■ Required task ■
Extract every line of the material that holds the string "Lynetteholm".

■ Listed records ■
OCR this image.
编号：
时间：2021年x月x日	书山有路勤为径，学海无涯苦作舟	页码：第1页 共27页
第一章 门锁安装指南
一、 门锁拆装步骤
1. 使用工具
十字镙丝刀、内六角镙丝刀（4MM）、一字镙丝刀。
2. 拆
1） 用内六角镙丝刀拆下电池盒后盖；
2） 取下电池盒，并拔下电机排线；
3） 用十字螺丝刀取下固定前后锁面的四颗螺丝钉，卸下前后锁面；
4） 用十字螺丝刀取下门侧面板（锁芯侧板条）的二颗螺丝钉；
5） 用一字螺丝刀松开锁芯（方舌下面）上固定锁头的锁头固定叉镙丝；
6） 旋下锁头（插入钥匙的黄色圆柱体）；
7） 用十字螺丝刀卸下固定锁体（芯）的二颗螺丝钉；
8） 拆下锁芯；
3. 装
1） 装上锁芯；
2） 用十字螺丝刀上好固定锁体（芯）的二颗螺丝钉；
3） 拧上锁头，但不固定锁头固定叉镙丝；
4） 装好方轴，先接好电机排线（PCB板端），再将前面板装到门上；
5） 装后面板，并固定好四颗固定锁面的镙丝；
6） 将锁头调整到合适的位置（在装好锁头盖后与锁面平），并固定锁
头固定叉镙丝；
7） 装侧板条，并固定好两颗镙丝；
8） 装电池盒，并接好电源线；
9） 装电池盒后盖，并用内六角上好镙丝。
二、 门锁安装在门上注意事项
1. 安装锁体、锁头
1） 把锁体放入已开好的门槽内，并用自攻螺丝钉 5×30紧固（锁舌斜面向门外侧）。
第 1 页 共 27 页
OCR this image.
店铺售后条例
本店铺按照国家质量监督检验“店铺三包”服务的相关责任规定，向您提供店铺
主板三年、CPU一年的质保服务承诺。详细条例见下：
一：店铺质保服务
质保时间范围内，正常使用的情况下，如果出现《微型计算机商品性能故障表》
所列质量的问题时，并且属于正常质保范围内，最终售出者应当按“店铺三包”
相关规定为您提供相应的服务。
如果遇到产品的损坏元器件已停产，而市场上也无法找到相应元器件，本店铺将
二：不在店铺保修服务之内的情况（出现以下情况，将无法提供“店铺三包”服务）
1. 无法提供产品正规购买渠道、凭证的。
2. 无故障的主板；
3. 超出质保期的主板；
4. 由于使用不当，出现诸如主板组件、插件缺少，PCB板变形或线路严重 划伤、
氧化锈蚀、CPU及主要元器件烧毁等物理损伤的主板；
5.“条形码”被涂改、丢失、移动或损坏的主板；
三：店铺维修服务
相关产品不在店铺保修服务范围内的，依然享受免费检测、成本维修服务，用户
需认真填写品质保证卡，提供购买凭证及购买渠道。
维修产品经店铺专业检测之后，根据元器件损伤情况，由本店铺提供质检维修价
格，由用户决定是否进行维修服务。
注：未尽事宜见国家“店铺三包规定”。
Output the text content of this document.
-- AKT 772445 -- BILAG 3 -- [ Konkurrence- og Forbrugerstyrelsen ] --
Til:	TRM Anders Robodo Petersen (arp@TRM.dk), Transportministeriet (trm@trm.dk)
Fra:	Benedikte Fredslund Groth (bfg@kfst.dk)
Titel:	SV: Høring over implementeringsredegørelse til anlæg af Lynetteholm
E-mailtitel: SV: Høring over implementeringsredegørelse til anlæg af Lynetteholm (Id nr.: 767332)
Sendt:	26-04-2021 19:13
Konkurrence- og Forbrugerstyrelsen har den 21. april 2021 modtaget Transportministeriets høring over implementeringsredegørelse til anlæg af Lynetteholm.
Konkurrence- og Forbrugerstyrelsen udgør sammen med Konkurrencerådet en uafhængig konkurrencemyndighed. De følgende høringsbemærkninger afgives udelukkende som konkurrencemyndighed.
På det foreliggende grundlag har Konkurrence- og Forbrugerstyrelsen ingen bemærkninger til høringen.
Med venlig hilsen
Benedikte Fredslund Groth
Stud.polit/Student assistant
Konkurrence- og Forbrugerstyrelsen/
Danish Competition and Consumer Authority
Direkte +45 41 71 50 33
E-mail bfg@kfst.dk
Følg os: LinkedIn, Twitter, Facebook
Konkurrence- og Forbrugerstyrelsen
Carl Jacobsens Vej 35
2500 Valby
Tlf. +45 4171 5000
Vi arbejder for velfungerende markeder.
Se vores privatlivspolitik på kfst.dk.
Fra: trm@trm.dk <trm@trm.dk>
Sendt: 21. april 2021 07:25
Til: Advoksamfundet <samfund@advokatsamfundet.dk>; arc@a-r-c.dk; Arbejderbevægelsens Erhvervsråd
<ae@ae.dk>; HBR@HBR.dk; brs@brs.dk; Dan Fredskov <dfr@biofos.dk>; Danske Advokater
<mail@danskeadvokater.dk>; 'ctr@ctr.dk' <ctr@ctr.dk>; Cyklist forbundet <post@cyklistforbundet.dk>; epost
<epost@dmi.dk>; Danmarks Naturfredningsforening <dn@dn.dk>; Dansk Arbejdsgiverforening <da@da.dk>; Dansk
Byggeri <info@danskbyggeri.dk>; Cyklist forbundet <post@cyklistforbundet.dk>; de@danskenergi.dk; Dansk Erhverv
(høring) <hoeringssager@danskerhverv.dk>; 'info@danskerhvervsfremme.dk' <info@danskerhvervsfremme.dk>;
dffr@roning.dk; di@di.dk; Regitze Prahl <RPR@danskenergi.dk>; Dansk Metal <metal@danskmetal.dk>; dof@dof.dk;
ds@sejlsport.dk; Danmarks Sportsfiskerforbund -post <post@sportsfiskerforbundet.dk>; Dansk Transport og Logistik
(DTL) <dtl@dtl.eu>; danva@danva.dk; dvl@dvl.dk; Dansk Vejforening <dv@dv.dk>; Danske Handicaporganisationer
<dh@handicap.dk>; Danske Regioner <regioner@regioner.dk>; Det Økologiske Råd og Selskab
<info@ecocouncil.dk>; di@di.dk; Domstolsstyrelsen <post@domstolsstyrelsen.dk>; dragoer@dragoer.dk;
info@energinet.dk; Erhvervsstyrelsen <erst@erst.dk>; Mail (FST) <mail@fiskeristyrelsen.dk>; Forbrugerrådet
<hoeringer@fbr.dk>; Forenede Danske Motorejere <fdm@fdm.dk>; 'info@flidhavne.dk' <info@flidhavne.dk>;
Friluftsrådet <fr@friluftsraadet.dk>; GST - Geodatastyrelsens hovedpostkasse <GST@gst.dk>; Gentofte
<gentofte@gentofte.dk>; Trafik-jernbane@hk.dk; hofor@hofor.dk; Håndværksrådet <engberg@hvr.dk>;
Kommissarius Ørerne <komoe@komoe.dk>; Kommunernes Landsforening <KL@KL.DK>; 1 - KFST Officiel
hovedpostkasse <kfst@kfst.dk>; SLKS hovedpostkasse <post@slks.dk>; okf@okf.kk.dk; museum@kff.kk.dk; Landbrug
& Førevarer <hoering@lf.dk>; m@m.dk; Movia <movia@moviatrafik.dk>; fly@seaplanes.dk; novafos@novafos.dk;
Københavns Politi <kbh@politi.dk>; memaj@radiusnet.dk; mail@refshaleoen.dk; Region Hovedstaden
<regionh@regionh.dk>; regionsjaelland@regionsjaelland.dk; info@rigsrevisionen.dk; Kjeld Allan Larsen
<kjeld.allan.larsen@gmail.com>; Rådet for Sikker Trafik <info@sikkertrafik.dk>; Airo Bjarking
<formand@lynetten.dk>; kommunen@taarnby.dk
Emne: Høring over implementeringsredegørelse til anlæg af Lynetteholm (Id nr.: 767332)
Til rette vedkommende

■ Answer for this exercise ■
Titel:	SV: Høring over implementeringsredegørelse til anlæg af Lynetteholm
E-mailtitel: SV: Høring over implementeringsredegørelse til anlæg af Lynetteholm (Id nr.: 767332)
Konkurrence- og Forbrugerstyrelsen har den 21. april 2021 modtaget Transportministeriets høring over implementeringsredegørelse til anlæg af Lynetteholm.
Emne: Høring over implementeringsredegørelse til anlæg af Lynetteholm (Id nr.: 767332)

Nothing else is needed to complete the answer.